### Task directions
Give back, word for word, the lines of the records from the line with "x-tick-label: Infrastructure bbox=[1364, 705, 1511, 733]" to the line with "y-tick-label: $16,000.0 bbox=[32, 6, 143, 34]", both included.
== Records to process ==
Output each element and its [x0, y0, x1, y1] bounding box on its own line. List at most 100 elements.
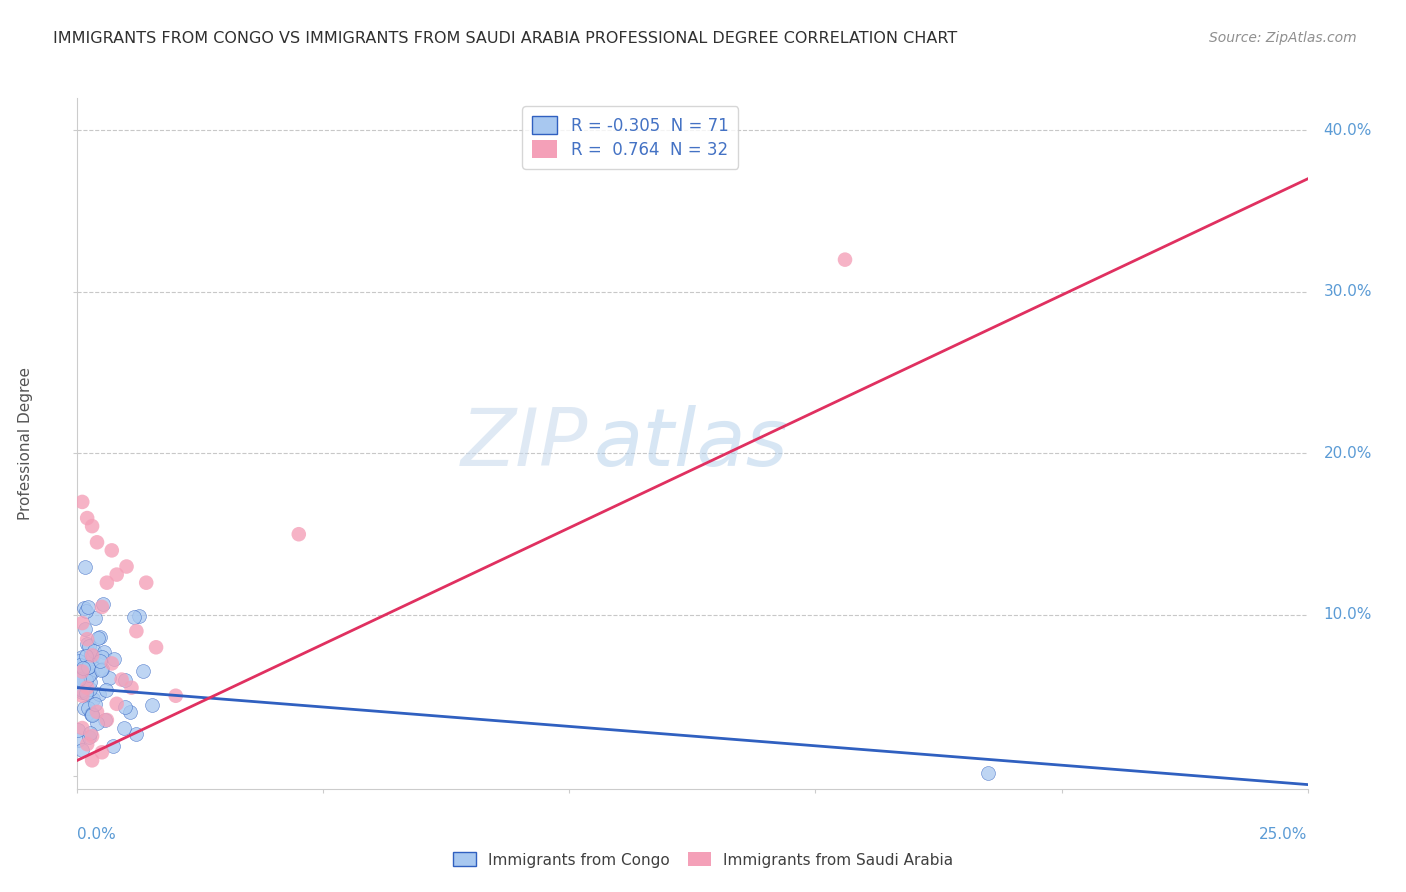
Point — [111, 673, 132, 687]
Point — [69, 657, 91, 672]
Point — [80, 708, 103, 723]
Point — [135, 575, 157, 590]
Point — [70, 495, 93, 509]
Point — [70, 665, 93, 679]
Point — [128, 609, 150, 624]
Point — [114, 699, 136, 714]
Point — [145, 640, 167, 655]
Point — [70, 684, 93, 698]
Point — [67, 673, 90, 687]
Point — [98, 671, 121, 685]
Text: Professional Degree: Professional Degree — [18, 368, 34, 520]
Point — [112, 721, 135, 735]
Point — [66, 733, 89, 747]
Point — [977, 766, 1000, 780]
Point — [75, 604, 97, 618]
Text: 20.0%: 20.0% — [1323, 446, 1372, 461]
Point — [86, 535, 108, 549]
Point — [91, 597, 114, 611]
Point — [101, 739, 124, 753]
Point — [67, 665, 90, 680]
Point — [141, 698, 163, 712]
Point — [118, 705, 141, 719]
Point — [80, 647, 103, 661]
Point — [105, 697, 128, 711]
Point — [82, 692, 104, 706]
Point — [115, 559, 138, 574]
Point — [93, 645, 115, 659]
Point — [132, 664, 155, 678]
Point — [73, 700, 96, 714]
Point — [79, 675, 101, 690]
Point — [73, 622, 96, 636]
Point — [834, 252, 856, 267]
Point — [105, 567, 128, 582]
Point — [125, 726, 148, 740]
Point — [75, 673, 97, 687]
Text: 40.0%: 40.0% — [1323, 123, 1372, 138]
Point — [125, 624, 148, 639]
Point — [87, 631, 110, 645]
Text: IMMIGRANTS FROM CONGO VS IMMIGRANTS FROM SAUDI ARABIA PROFESSIONAL DEGREE CORREL: IMMIGRANTS FROM CONGO VS IMMIGRANTS FROM… — [53, 31, 957, 46]
Point — [82, 729, 104, 743]
Point — [75, 648, 97, 663]
Point — [89, 630, 111, 644]
Point — [79, 668, 101, 682]
Point — [76, 632, 98, 647]
Point — [87, 687, 110, 701]
Point — [90, 745, 114, 759]
Point — [90, 649, 112, 664]
Point — [76, 600, 98, 615]
Point — [77, 660, 100, 674]
Point — [77, 666, 100, 681]
Point — [70, 615, 93, 630]
Legend: R = -0.305  N = 71, R =  0.764  N = 32: R = -0.305 N = 71, R = 0.764 N = 32 — [523, 106, 738, 169]
Point — [84, 697, 107, 711]
Point — [83, 644, 105, 658]
Point — [86, 705, 108, 719]
Point — [73, 601, 96, 615]
Point — [101, 657, 124, 671]
Text: 0.0%: 0.0% — [77, 828, 117, 842]
Point — [76, 637, 98, 651]
Point — [79, 726, 101, 740]
Point — [66, 673, 89, 687]
Point — [70, 721, 93, 735]
Point — [79, 681, 101, 696]
Point — [77, 639, 100, 653]
Text: ZIP: ZIP — [461, 405, 588, 483]
Point — [94, 683, 117, 698]
Point — [96, 575, 118, 590]
Point — [86, 715, 108, 730]
Point — [82, 648, 104, 663]
Text: 25.0%: 25.0% — [1260, 828, 1308, 842]
Point — [77, 660, 100, 674]
Point — [93, 713, 115, 727]
Point — [91, 662, 114, 676]
Point — [76, 681, 98, 695]
Point — [79, 707, 101, 722]
Point — [72, 660, 94, 674]
Point — [70, 650, 93, 665]
Point — [70, 664, 93, 678]
Point — [165, 689, 187, 703]
Point — [288, 527, 311, 541]
Point — [77, 701, 100, 715]
Point — [80, 707, 103, 722]
Point — [96, 713, 118, 727]
Point — [73, 559, 96, 574]
Point — [114, 673, 136, 688]
Point — [103, 652, 125, 666]
Point — [101, 543, 124, 558]
Point — [89, 654, 111, 668]
Point — [70, 689, 93, 703]
Legend: Immigrants from Congo, Immigrants from Saudi Arabia: Immigrants from Congo, Immigrants from S… — [447, 847, 959, 873]
Point — [76, 737, 98, 751]
Point — [80, 665, 103, 680]
Point — [84, 611, 107, 625]
Point — [76, 686, 98, 700]
Point — [67, 654, 90, 668]
Point — [70, 683, 93, 698]
Text: 10.0%: 10.0% — [1323, 607, 1372, 623]
Point — [77, 730, 100, 744]
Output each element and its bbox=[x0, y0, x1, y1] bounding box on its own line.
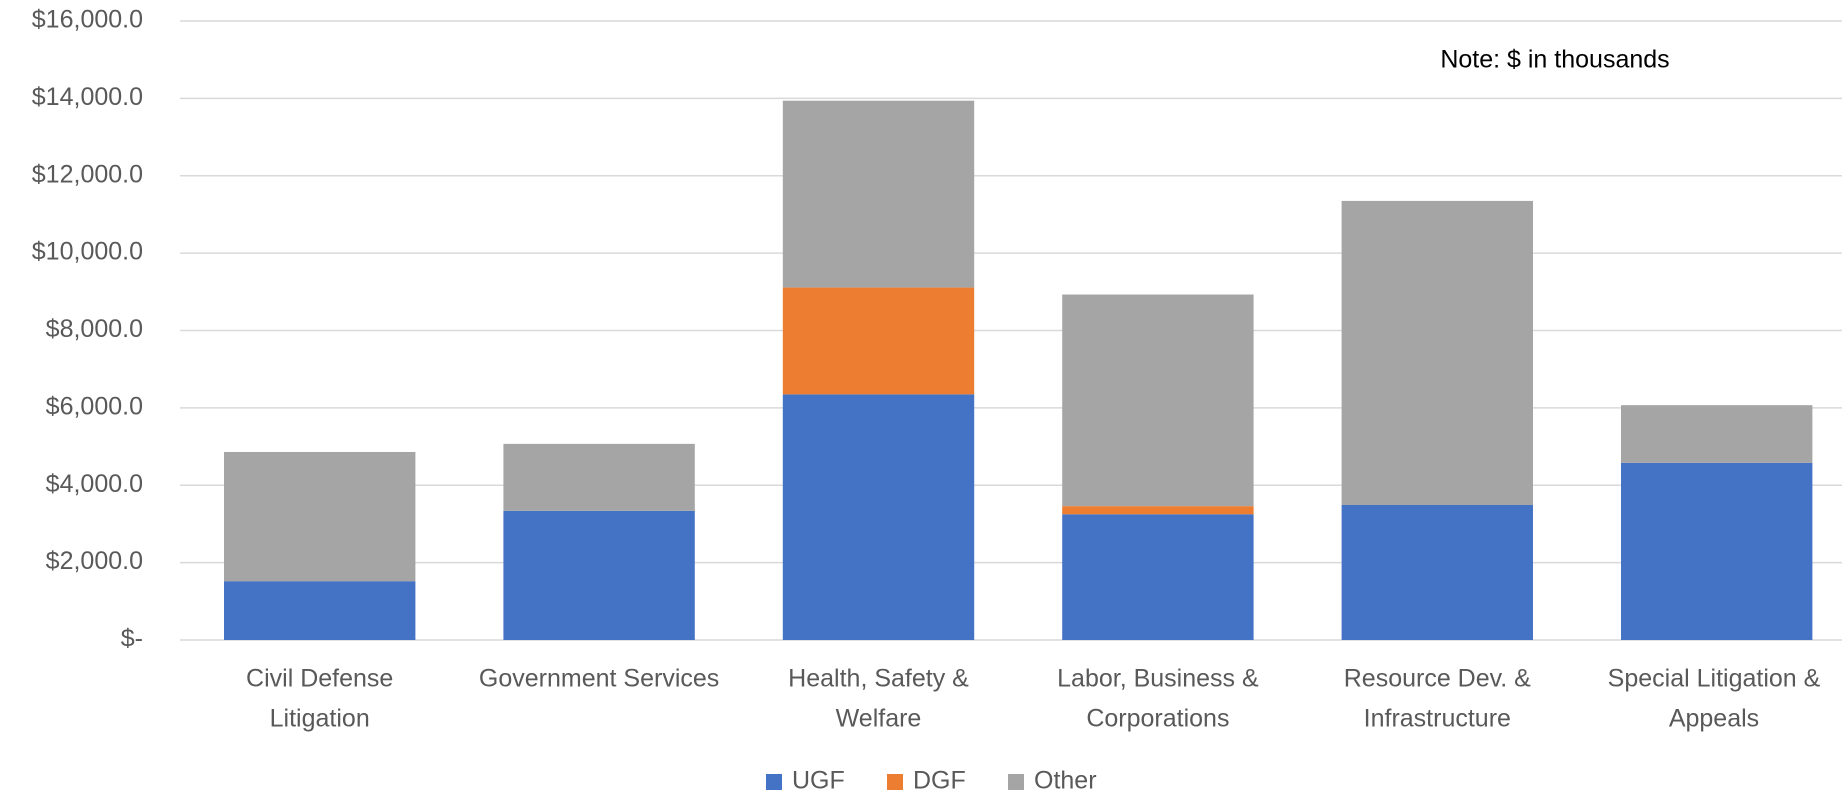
x-tick-label: Infrastructure bbox=[1364, 705, 1511, 733]
legend-swatch bbox=[1008, 774, 1024, 790]
x-tick-label: Health, Safety & bbox=[788, 665, 969, 693]
y-tick-label: $4,000.0 bbox=[46, 470, 143, 498]
bar-segment bbox=[782, 394, 975, 640]
bar-segment bbox=[1621, 405, 1813, 463]
bar-segment bbox=[503, 443, 695, 511]
bar-segment bbox=[782, 287, 975, 395]
bar-segment bbox=[1341, 504, 1533, 640]
x-tick-label: Civil Defense bbox=[246, 665, 393, 693]
x-tick-label: Appeals bbox=[1669, 705, 1759, 733]
legend-label: UGF bbox=[792, 767, 845, 795]
y-tick-label: $2,000.0 bbox=[46, 547, 143, 575]
legend-swatch bbox=[887, 774, 903, 790]
bar-segment bbox=[1062, 514, 1254, 640]
bar-segment bbox=[1621, 462, 1813, 640]
x-tick-label: Government Services bbox=[479, 665, 719, 693]
y-tick-label: $16,000.0 bbox=[32, 6, 143, 34]
annotation: Note: $ in thousands bbox=[1440, 46, 1669, 74]
y-tick-label: $12,000.0 bbox=[32, 160, 143, 188]
legend-label: DGF bbox=[913, 767, 966, 795]
bar-segment bbox=[503, 510, 695, 640]
x-tick-label: Labor, Business & bbox=[1057, 665, 1259, 693]
x-tick-label: Special Litigation & bbox=[1608, 665, 1821, 693]
y-tick-label: $10,000.0 bbox=[32, 238, 143, 266]
x-tick-label: Resource Dev. & bbox=[1344, 665, 1531, 693]
legend-swatch bbox=[766, 774, 782, 790]
y-tick-label: $6,000.0 bbox=[46, 392, 143, 420]
bar-segment bbox=[782, 100, 975, 288]
y-tick-label: $- bbox=[121, 625, 143, 653]
x-tick-label: Welfare bbox=[836, 705, 922, 733]
bar-segment bbox=[224, 581, 416, 640]
x-tick-label: Corporations bbox=[1086, 705, 1229, 733]
bar-segment bbox=[1062, 294, 1254, 507]
x-tick-label: Litigation bbox=[270, 705, 370, 733]
bar-segment bbox=[1062, 506, 1254, 515]
legend-label: Other bbox=[1034, 767, 1097, 795]
y-tick-label: $14,000.0 bbox=[32, 83, 143, 111]
bar-segment bbox=[224, 451, 416, 582]
bar-segment bbox=[1341, 200, 1533, 505]
y-tick-label: $8,000.0 bbox=[46, 315, 143, 343]
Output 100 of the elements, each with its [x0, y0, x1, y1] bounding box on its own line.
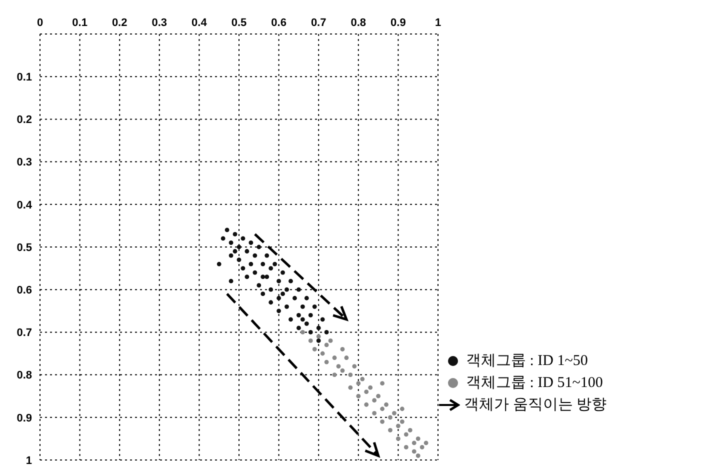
point [244, 274, 250, 280]
point [264, 253, 270, 258]
text: 객체가 움직이는 방향 [464, 396, 606, 415]
point [268, 300, 274, 305]
point [404, 432, 408, 437]
y-tick-label: 0.6 [16, 284, 32, 297]
point [236, 258, 242, 262]
point [296, 326, 301, 330]
point [252, 270, 258, 275]
point [228, 253, 234, 258]
point [424, 440, 428, 446]
point [396, 436, 400, 441]
point [340, 347, 345, 352]
point [260, 262, 266, 266]
point [296, 287, 301, 292]
point [384, 402, 388, 407]
point [276, 296, 281, 300]
point [304, 321, 309, 326]
point [220, 236, 226, 241]
x-tick-label: 0.9 [390, 17, 406, 29]
point [308, 330, 313, 334]
y-tick-label: 0.3 [16, 156, 32, 169]
point [256, 283, 262, 288]
point [228, 240, 234, 245]
point [232, 232, 238, 236]
point [372, 398, 377, 403]
point [240, 236, 246, 241]
legend-label: 객체그룹 : ID 51~100 [466, 374, 603, 393]
y-tick-label: 0.2 [16, 114, 32, 126]
point [376, 394, 380, 398]
point [284, 304, 289, 309]
point [288, 278, 293, 284]
point [348, 385, 353, 390]
point [408, 428, 412, 432]
point [304, 296, 309, 300]
x-tick-label: 0.1 [72, 17, 88, 29]
point [416, 436, 420, 441]
legend-label: 객체그룹 : ID 1~50 [466, 352, 588, 371]
point [340, 368, 345, 373]
point [260, 292, 266, 296]
point [320, 317, 325, 322]
point [356, 394, 361, 398]
point [332, 372, 337, 377]
x-tick-label: 0.5 [231, 17, 247, 29]
y-tick-label: 0.9 [16, 412, 32, 424]
y-tick-label: 0.8 [16, 370, 32, 382]
point [252, 253, 258, 258]
point [308, 338, 313, 343]
point [312, 347, 317, 352]
point [316, 338, 321, 343]
point [312, 304, 317, 309]
point [360, 376, 365, 382]
y-tick-label: 0.7 [16, 327, 32, 340]
point [284, 287, 289, 292]
point [400, 406, 404, 412]
point [232, 249, 238, 254]
point [264, 274, 270, 280]
point [388, 415, 392, 420]
point [276, 308, 281, 314]
point [368, 385, 373, 390]
point [216, 262, 222, 266]
point [300, 304, 305, 309]
point [288, 317, 293, 322]
x-tick-label: 0 [36, 17, 44, 29]
point [276, 278, 281, 284]
point [420, 445, 424, 450]
point [336, 364, 341, 368]
point [256, 244, 262, 250]
point [228, 278, 234, 284]
point [412, 440, 416, 446]
point [388, 428, 392, 432]
point [280, 292, 285, 296]
point [348, 372, 353, 377]
point [372, 410, 377, 416]
point [224, 228, 230, 232]
point [392, 410, 396, 416]
point [316, 334, 321, 339]
x-tick-label: 1 [434, 17, 442, 29]
x-tick-label: 0.2 [112, 17, 128, 29]
point [416, 454, 420, 458]
x-tick-label: 0.3 [152, 17, 168, 29]
point [320, 351, 325, 356]
point [380, 381, 384, 386]
point [412, 449, 416, 454]
point [404, 445, 408, 450]
y-tick-label: 0.1 [16, 72, 32, 84]
point [244, 249, 250, 254]
point [324, 360, 329, 364]
point [364, 390, 369, 394]
point [364, 402, 369, 407]
x-tick-label: 0.6 [271, 17, 286, 29]
y-tick-label: 0.5 [16, 242, 32, 254]
point [316, 326, 321, 330]
point [332, 356, 337, 360]
point [344, 356, 349, 360]
point [248, 240, 254, 245]
point [396, 424, 400, 428]
point [272, 262, 278, 266]
point [324, 342, 329, 348]
x-tick-label: 0.8 [350, 17, 366, 29]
===
### Answer for this exercise
x-tick-label: Infrastructure bbox=[1364, 705, 1511, 733]
legend-swatch bbox=[1008, 774, 1024, 790]
x-tick-label: Health, Safety & bbox=[788, 665, 969, 693]
y-tick-label: $4,000.0 bbox=[46, 470, 143, 498]
bar-segment bbox=[782, 394, 975, 640]
bar-segment bbox=[1621, 405, 1813, 463]
bar-segment bbox=[503, 443, 695, 511]
bar-segment bbox=[782, 287, 975, 395]
bar-segment bbox=[1341, 504, 1533, 640]
x-tick-label: Civil Defense bbox=[246, 665, 393, 693]
x-tick-label: Appeals bbox=[1669, 705, 1759, 733]
legend-label: UGF bbox=[792, 767, 845, 795]
y-tick-label: $2,000.0 bbox=[46, 547, 143, 575]
legend-swatch bbox=[887, 774, 903, 790]
bar-segment bbox=[1062, 514, 1254, 640]
bar-segment bbox=[1621, 462, 1813, 640]
x-tick-label: Government Services bbox=[479, 665, 719, 693]
y-tick-label: $16,000.0 bbox=[32, 6, 143, 34]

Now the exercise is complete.